> WHAT YOU ARE ASKED TO DO
Your task is to transcribe all the entries exactly, excluding pictures.

— BEGIN TASK MATERIAL —

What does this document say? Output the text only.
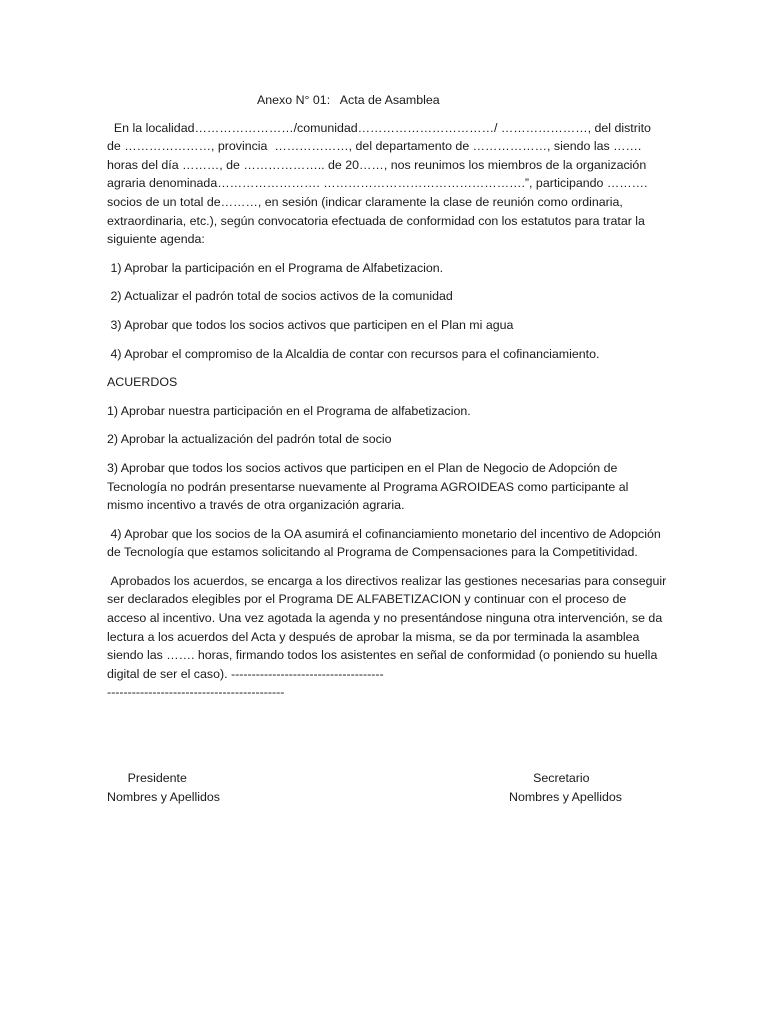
Anexo N° 01:   Acta de Asamblea
En la localidad……………………/comunidad……………………………/ …………………, del distrito de …………………, provincia  ………………, del departamento de ………………, siendo las ……. horas del día ………, de ……………….. de 20……, nos reunimos los miembros de la organización agraria denominada……………………. ………………………………………….”, participando ………. socios de un total de………, en sesión (indicar claramente la clase de reunión como ordinaria, extraordinaria, etc.), según convocatoria efectuada de conformidad con los estatutos para tratar la siguiente agenda:
1) Aprobar la participación en el Programa de Alfabetizacion.
2) Actualizar el padrón total de socios activos de la comunidad
3) Aprobar que todos los socios activos que participen en el Plan mi agua
4) Aprobar el compromiso de la Alcaldia de contar con recursos para el cofinanciamiento.
ACUERDOS
1) Aprobar nuestra participación en el Programa de alfabetizacion.
2) Aprobar la actualización del padrón total de socio
3) Aprobar que todos los socios activos que participen en el Plan de Negocio de Adopción de Tecnología no podrán presentarse nuevamente al Programa AGROIDEAS como participante al mismo incentivo a través de otra organización agraria.
4) Aprobar que los socios de la OA asumirá el cofinanciamiento monetario del incentivo de Adopción de Tecnología que estamos solicitando al Programa de Compensaciones para la Competitividad.
Aprobados los acuerdos, se encarga a los directivos realizar las gestiones necesarias para conseguir ser declarados elegibles por el Programa DE ALFABETIZACION y continuar con el proceso de acceso al incentivo. Una vez agotada la agenda y no presentándose ninguna otra intervención, se da lectura a los acuerdos del Acta y después de aprobar la misma, se da por terminada la asamblea siendo las ……. horas, firmando todos los asistentes en señal de conformidad (o poniendo su huella digital de ser el caso). -------------------------------------
-------------------------------------------
Presidente
Nombres y Apellidos
Secretario
Nombres y Apellidos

— END TASK MATERIAL —

> CORRECT RESPONSE
What does this document say? Output the text only.
Anexo N° 01:   Acta de Asamblea
En la localidad……………………/comunidad……………………………/ …………………, del distrito de …………………, provincia  ………………, del departamento de ………………, siendo las ……. horas del día ………, de ……………….. de 20……, nos reunimos los miembros de la organización agraria denominada……………………. ………………………………………….”, participando ………. socios de un total de………, en sesión (indicar claramente la clase de reunión como ordinaria, extraordinaria, etc.), según convocatoria efectuada de conformidad con los estatutos para tratar la siguiente agenda:
1) Aprobar la participación en el Programa de Alfabetizacion.
2) Actualizar el padrón total de socios activos de la comunidad
3) Aprobar que todos los socios activos que participen en el Plan mi agua
4) Aprobar el compromiso de la Alcaldia de contar con recursos para el cofinanciamiento.
ACUERDOS
1) Aprobar nuestra participación en el Programa de alfabetizacion.
2) Aprobar la actualización del padrón total de socio
3) Aprobar que todos los socios activos que participen en el Plan de Negocio de Adopción de Tecnología no podrán presentarse nuevamente al Programa AGROIDEAS como participante al mismo incentivo a través de otra organización agraria.
4) Aprobar que los socios de la OA asumirá el cofinanciamiento monetario del incentivo de Adopción de Tecnología que estamos solicitando al Programa de Compensaciones para la Competitividad.
Aprobados los acuerdos, se encarga a los directivos realizar las gestiones necesarias para conseguir ser declarados elegibles por el Programa DE ALFABETIZACION y continuar con el proceso de acceso al incentivo. Una vez agotada la agenda y no presentándose ninguna otra intervención, se da lectura a los acuerdos del Acta y después de aprobar la misma, se da por terminada la asamblea siendo las ……. horas, firmando todos los asistentes en señal de conformidad (o poniendo su huella digital de ser el caso). -------------------------------------
-------------------------------------------
Presidente
Nombres y Apellidos
Secretario
Nombres y Apellidos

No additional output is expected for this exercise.